--- Requirements ---
Find the word "alfa" in the listing; pull out each line holding it.

--- Entries shown ---
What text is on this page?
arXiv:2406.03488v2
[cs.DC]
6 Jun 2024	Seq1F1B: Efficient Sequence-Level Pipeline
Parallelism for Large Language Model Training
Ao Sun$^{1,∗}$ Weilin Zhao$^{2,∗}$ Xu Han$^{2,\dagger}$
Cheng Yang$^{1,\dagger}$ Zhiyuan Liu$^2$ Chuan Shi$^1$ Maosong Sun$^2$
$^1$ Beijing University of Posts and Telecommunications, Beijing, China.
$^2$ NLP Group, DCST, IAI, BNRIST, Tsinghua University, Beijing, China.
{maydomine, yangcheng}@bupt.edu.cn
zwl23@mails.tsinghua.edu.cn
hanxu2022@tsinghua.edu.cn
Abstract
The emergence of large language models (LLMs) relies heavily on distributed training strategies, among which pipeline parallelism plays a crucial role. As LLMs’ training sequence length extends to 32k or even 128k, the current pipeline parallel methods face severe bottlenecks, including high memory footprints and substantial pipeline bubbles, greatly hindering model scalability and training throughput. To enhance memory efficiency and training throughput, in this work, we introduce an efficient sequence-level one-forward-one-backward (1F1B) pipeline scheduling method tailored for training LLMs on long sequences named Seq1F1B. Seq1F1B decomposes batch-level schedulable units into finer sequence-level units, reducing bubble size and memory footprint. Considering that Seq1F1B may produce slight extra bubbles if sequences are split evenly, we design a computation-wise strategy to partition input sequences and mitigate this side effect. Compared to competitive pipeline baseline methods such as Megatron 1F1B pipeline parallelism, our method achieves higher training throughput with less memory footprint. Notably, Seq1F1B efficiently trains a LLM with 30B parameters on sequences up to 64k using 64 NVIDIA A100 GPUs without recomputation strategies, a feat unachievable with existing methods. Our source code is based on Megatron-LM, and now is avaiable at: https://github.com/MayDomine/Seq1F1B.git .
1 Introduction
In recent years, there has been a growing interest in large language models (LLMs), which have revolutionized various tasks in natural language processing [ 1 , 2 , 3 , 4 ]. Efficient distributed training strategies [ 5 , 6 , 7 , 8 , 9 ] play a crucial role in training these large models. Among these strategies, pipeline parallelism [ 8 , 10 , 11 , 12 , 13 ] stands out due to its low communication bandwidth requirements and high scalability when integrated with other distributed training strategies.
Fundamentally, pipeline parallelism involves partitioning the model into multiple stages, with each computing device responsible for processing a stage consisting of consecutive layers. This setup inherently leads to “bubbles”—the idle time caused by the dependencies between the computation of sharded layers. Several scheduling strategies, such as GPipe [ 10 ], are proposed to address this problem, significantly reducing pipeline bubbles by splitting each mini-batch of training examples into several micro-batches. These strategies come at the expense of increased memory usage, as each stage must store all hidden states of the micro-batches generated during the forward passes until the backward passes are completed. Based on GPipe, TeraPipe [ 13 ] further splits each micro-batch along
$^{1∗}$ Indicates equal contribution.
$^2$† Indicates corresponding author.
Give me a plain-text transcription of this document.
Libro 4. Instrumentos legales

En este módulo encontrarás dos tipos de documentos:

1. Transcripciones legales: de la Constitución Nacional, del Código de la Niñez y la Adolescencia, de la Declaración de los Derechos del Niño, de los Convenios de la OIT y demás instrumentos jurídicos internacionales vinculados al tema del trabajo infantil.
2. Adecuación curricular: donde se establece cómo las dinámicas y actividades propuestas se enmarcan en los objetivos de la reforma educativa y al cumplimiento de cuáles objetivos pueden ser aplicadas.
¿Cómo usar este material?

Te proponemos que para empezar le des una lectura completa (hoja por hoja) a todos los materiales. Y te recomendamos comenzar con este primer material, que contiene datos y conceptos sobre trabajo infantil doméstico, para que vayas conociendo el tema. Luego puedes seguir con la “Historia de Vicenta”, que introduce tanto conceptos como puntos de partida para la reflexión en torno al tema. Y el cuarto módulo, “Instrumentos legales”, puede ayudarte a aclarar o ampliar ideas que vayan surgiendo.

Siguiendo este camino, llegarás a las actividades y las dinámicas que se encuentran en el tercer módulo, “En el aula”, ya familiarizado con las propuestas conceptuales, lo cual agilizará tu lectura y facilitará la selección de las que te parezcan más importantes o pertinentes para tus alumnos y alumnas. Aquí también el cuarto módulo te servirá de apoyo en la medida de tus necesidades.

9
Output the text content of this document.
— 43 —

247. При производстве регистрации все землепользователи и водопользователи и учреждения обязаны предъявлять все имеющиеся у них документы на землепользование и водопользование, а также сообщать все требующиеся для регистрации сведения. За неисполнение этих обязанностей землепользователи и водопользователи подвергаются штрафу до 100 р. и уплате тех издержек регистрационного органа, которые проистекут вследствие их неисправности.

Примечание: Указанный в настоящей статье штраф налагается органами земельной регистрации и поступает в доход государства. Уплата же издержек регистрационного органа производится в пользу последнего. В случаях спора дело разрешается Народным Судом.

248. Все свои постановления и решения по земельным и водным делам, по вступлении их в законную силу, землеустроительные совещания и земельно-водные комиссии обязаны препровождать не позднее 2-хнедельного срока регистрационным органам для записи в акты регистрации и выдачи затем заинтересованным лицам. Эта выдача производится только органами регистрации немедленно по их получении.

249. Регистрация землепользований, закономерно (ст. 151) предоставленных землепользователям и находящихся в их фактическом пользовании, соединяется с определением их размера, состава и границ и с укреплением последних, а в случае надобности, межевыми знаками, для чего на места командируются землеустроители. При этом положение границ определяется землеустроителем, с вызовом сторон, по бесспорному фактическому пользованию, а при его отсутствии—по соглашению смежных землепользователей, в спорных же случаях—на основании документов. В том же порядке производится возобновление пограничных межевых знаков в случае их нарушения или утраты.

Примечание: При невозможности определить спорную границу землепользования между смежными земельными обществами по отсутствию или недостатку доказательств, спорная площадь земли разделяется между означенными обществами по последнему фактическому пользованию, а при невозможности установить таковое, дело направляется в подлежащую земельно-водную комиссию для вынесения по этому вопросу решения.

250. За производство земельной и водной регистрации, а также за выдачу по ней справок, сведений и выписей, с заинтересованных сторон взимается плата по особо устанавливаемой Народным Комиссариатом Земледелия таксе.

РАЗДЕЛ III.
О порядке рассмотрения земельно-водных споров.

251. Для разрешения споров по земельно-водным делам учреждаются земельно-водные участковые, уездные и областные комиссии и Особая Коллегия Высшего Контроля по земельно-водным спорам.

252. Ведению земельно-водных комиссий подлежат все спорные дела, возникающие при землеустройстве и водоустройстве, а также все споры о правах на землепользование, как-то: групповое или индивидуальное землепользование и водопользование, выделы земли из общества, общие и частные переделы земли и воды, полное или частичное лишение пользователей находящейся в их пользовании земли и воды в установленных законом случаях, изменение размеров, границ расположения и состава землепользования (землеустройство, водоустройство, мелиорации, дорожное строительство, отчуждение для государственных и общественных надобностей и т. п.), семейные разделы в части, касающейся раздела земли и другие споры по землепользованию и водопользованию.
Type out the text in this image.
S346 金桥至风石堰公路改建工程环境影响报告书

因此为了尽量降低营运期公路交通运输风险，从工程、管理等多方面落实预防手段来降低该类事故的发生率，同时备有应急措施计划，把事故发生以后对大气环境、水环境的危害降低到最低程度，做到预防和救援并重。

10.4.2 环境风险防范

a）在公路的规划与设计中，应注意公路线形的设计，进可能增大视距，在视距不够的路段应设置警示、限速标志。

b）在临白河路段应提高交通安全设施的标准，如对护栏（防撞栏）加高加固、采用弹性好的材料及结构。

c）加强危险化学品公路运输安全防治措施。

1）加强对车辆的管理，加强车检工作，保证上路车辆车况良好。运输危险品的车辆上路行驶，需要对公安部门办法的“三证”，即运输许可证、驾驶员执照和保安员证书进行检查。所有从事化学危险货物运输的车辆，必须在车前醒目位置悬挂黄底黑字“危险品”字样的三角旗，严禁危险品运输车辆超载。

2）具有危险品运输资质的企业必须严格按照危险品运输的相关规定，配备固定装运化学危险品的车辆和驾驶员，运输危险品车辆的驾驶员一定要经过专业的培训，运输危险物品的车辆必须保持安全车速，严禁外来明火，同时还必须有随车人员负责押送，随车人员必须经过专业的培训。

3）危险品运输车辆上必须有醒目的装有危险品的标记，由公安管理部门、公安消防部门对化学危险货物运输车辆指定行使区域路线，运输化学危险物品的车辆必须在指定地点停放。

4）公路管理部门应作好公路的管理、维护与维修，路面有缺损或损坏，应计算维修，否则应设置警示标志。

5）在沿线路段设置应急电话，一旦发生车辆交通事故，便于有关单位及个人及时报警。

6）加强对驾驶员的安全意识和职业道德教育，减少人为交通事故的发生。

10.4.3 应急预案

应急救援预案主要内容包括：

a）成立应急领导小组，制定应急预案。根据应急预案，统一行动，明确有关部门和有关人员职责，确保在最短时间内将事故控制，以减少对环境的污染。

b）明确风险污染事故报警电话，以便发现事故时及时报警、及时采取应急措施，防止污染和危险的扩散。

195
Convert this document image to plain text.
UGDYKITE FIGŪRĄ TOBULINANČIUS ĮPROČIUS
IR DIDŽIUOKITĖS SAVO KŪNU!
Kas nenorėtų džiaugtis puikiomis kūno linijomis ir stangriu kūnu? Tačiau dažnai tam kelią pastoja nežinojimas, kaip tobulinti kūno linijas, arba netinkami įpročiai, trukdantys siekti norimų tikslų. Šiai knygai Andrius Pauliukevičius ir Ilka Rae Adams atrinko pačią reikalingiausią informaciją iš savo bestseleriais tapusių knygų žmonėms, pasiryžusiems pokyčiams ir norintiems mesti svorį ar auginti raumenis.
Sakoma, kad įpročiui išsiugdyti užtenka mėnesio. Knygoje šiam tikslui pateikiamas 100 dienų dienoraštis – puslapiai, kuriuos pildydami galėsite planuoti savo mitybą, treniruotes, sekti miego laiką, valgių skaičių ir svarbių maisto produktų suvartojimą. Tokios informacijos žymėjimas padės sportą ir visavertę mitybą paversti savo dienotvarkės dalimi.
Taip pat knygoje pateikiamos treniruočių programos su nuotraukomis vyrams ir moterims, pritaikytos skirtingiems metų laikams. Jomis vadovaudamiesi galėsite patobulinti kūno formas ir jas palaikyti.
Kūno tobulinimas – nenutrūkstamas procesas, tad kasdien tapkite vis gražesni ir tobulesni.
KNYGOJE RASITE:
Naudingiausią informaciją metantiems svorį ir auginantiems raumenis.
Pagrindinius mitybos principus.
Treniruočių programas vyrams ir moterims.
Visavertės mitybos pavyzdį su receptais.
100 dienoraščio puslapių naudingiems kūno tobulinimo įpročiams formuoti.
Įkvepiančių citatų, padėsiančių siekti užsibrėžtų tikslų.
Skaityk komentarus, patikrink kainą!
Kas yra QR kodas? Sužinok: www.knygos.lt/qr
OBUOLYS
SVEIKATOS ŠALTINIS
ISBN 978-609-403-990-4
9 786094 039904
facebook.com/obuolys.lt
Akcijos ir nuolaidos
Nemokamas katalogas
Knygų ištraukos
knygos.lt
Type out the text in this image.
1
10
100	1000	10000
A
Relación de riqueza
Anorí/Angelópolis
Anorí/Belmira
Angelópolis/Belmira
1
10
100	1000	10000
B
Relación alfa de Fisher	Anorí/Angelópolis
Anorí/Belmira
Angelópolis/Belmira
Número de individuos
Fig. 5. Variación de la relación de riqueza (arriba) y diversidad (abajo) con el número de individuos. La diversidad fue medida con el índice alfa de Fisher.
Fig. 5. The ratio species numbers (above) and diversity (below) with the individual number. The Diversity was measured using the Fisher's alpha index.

--- Exercise solution ---
Relación alfa de Fisher	Anorí/Angelópolis
Fig. 5. Variación de la relación de riqueza (arriba) y diversidad (abajo) con el número de individuos. La diversidad fue medida con el índice alfa de Fisher.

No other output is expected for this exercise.